— start of DATA SECTION —
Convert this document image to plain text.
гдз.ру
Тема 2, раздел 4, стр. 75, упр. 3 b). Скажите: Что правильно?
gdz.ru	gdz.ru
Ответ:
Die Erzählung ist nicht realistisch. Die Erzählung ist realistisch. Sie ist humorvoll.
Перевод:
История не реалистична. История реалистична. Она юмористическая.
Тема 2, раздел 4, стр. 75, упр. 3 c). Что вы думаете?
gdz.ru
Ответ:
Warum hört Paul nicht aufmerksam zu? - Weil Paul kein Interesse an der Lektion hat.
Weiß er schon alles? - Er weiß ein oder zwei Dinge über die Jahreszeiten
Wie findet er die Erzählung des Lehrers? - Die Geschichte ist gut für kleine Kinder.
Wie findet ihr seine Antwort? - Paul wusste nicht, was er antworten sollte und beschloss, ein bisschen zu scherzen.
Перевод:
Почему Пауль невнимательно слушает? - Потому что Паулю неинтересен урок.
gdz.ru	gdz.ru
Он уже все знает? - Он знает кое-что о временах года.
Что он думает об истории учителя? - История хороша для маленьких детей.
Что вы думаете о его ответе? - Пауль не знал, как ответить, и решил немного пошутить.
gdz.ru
— end of DATA SECTION —
#### WRITTEN INSTRUCTION
Copy each line of the listing that contains the string "думаете".

#### CORRECT OUTPUT
Тема 2, раздел 4, стр. 75, упр. 3 c). Что вы думаете?
Что вы думаете о его ответе? - Пауль не знал, как ответить, и решил немного пошутить.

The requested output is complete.